──────── Data for this exercise ────────
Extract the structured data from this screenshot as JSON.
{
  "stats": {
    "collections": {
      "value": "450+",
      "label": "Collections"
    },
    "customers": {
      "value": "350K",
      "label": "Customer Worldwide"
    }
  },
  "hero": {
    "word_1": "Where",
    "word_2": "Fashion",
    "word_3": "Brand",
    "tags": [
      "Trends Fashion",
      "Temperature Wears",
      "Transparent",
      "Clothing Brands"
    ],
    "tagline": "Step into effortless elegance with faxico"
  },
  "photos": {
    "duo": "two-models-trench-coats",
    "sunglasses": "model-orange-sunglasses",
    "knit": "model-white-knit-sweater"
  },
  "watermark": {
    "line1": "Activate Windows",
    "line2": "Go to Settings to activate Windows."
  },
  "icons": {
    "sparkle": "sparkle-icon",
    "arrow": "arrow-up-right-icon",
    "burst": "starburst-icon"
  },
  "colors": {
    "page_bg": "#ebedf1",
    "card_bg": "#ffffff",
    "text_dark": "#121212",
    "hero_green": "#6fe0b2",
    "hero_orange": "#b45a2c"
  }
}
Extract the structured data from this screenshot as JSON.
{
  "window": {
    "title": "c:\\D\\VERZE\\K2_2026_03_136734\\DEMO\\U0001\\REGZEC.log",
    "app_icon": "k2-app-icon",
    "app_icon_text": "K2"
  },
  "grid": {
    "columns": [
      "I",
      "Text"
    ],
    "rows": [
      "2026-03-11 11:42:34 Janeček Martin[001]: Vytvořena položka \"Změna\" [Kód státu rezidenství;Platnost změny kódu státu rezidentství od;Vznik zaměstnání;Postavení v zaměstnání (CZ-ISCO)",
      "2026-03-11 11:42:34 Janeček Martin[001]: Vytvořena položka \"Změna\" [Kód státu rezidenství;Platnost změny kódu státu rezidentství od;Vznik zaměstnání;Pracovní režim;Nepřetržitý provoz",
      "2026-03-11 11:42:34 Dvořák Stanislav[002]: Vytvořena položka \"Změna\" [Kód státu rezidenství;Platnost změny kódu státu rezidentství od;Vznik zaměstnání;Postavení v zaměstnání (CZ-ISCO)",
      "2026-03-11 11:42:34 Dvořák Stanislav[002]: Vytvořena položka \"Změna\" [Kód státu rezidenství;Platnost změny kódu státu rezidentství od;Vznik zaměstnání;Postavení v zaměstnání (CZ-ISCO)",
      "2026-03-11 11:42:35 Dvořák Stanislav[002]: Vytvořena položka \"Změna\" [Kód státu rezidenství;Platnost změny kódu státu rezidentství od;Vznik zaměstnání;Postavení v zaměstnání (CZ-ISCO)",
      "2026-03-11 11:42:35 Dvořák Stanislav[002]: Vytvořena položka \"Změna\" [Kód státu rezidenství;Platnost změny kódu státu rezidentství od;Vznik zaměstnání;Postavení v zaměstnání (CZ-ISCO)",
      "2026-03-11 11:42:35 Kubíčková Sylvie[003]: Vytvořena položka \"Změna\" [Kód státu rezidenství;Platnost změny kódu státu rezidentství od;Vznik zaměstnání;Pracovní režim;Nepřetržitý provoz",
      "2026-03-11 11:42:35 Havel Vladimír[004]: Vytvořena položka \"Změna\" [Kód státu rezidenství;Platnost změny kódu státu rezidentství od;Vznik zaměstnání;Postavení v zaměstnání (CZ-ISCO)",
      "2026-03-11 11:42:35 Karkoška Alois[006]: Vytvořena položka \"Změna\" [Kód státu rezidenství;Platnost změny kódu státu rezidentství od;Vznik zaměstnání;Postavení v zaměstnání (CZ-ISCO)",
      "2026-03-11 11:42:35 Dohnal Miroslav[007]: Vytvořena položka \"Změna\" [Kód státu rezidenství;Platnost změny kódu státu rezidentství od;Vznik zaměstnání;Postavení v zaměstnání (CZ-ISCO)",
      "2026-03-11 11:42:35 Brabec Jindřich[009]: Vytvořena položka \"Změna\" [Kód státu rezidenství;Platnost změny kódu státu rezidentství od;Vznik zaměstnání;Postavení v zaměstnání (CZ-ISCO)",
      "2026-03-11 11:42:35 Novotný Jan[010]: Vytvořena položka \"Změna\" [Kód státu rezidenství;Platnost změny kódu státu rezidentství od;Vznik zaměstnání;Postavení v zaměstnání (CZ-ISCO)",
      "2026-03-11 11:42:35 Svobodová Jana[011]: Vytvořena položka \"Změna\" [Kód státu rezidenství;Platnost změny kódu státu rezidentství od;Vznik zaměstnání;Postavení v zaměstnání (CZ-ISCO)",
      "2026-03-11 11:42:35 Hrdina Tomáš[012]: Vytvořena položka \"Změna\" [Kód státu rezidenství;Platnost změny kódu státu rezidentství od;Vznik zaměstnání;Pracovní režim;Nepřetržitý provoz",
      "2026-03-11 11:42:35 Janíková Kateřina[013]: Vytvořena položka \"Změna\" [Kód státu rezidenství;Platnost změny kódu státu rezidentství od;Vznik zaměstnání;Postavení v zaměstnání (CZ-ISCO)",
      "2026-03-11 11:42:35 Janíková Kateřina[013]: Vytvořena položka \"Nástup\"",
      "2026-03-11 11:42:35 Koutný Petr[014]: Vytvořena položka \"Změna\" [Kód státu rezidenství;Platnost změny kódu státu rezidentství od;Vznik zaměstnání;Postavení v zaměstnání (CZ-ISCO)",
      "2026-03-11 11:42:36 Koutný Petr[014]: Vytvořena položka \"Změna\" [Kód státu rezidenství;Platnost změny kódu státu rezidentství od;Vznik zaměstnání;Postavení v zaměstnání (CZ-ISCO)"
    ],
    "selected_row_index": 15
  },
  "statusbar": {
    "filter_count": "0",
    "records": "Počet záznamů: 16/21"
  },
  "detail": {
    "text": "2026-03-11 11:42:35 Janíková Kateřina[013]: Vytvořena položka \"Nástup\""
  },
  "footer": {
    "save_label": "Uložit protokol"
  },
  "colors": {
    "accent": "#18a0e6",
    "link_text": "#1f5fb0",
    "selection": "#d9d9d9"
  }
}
────────
Check each line of the records for the word "režim", and show the lines that contain it.

*Final answer*
      "2026-03-11 11:42:34 Janeček Martin[001]: Vytvořena položka \"Změna\" [Kód státu rezidenství;Platnost změny kódu státu rezidentství od;Vznik zaměstnání;Pracovní režim;Nepřetržitý provoz",
      "2026-03-11 11:42:35 Kubíčková Sylvie[003]: Vytvořena položka \"Změna\" [Kód státu rezidenství;Platnost změny kódu státu rezidentství od;Vznik zaměstnání;Pracovní režim;Nepřetržitý provoz",
      "2026-03-11 11:42:35 Hrdina Tomáš[012]: Vytvořena položka \"Změna\" [Kód státu rezidenství;Platnost změny kódu státu rezidentství od;Vznik zaměstnání;Pracovní režim;Nepřetržitý provoz",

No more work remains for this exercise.